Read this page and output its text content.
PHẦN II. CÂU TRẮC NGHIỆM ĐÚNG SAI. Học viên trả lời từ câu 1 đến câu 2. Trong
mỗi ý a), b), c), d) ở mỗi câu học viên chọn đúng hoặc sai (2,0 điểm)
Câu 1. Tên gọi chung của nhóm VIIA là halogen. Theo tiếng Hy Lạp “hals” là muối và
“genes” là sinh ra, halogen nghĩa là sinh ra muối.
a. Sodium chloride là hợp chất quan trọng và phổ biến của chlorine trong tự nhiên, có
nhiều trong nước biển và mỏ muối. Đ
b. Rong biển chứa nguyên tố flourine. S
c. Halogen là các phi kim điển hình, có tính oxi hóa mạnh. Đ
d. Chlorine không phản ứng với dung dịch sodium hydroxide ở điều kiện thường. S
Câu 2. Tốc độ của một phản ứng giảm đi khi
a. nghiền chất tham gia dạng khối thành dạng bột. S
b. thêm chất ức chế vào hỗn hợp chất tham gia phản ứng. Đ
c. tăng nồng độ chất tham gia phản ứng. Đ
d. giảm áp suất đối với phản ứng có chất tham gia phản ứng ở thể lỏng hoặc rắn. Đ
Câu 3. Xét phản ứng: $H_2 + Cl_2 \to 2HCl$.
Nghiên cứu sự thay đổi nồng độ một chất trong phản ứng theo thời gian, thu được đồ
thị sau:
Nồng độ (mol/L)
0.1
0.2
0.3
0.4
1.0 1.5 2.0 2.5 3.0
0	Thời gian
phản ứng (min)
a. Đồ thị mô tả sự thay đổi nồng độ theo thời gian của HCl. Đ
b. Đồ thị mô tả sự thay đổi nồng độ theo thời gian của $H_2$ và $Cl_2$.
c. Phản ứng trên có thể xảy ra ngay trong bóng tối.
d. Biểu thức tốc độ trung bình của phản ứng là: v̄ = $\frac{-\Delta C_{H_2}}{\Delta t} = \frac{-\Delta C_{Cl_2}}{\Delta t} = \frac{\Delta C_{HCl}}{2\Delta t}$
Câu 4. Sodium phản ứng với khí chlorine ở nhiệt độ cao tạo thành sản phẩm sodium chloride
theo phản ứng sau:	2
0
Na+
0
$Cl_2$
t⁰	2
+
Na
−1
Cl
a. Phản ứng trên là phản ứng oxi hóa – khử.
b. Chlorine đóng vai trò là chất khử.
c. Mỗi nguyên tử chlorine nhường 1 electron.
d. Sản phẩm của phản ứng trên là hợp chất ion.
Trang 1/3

-------

After reading the listing above, print each line back exactly.

Read this page and output its text content.
PHẦN II. CÂU TRẮC NGHIỆM ĐÚNG SAI. Học viên trả lời từ câu 1 đến câu 2. Trong
mỗi ý a), b), c), d) ở mỗi câu học viên chọn đúng hoặc sai (2,0 điểm)
Câu 1. Tên gọi chung của nhóm VIIA là halogen. Theo tiếng Hy Lạp “hals” là muối và
“genes” là sinh ra, halogen nghĩa là sinh ra muối.
a. Sodium chloride là hợp chất quan trọng và phổ biến của chlorine trong tự nhiên, có
nhiều trong nước biển và mỏ muối. Đ
b. Rong biển chứa nguyên tố flourine. S
c. Halogen là các phi kim điển hình, có tính oxi hóa mạnh. Đ
d. Chlorine không phản ứng với dung dịch sodium hydroxide ở điều kiện thường. S
Câu 2. Tốc độ của một phản ứng giảm đi khi
a. nghiền chất tham gia dạng khối thành dạng bột. S
b. thêm chất ức chế vào hỗn hợp chất tham gia phản ứng. Đ
c. tăng nồng độ chất tham gia phản ứng. Đ
d. giảm áp suất đối với phản ứng có chất tham gia phản ứng ở thể lỏng hoặc rắn. Đ
Câu 3. Xét phản ứng: $H_2 + Cl_2 \to 2HCl$.
Nghiên cứu sự thay đổi nồng độ một chất trong phản ứng theo thời gian, thu được đồ
thị sau:
Nồng độ (mol/L)
0.1
0.2
0.3
0.4
1.0 1.5 2.0 2.5 3.0
0	Thời gian
phản ứng (min)
a. Đồ thị mô tả sự thay đổi nồng độ theo thời gian của HCl. Đ
b. Đồ thị mô tả sự thay đổi nồng độ theo thời gian của $H_2$ và $Cl_2$.
c. Phản ứng trên có thể xảy ra ngay trong bóng tối.
d. Biểu thức tốc độ trung bình của phản ứng là: v̄ = $\frac{-\Delta C_{H_2}}{\Delta t} = \frac{-\Delta C_{Cl_2}}{\Delta t} = \frac{\Delta C_{HCl}}{2\Delta t}$
Câu 4. Sodium phản ứng với khí chlorine ở nhiệt độ cao tạo thành sản phẩm sodium chloride
theo phản ứng sau:	2
0
Na+
0
$Cl_2$
t⁰	2
+
Na
−1
Cl
a. Phản ứng trên là phản ứng oxi hóa – khử.
b. Chlorine đóng vai trò là chất khử.
c. Mỗi nguyên tử chlorine nhường 1 electron.
d. Sản phẩm của phản ứng trên là hợp chất ion.
Trang 1/3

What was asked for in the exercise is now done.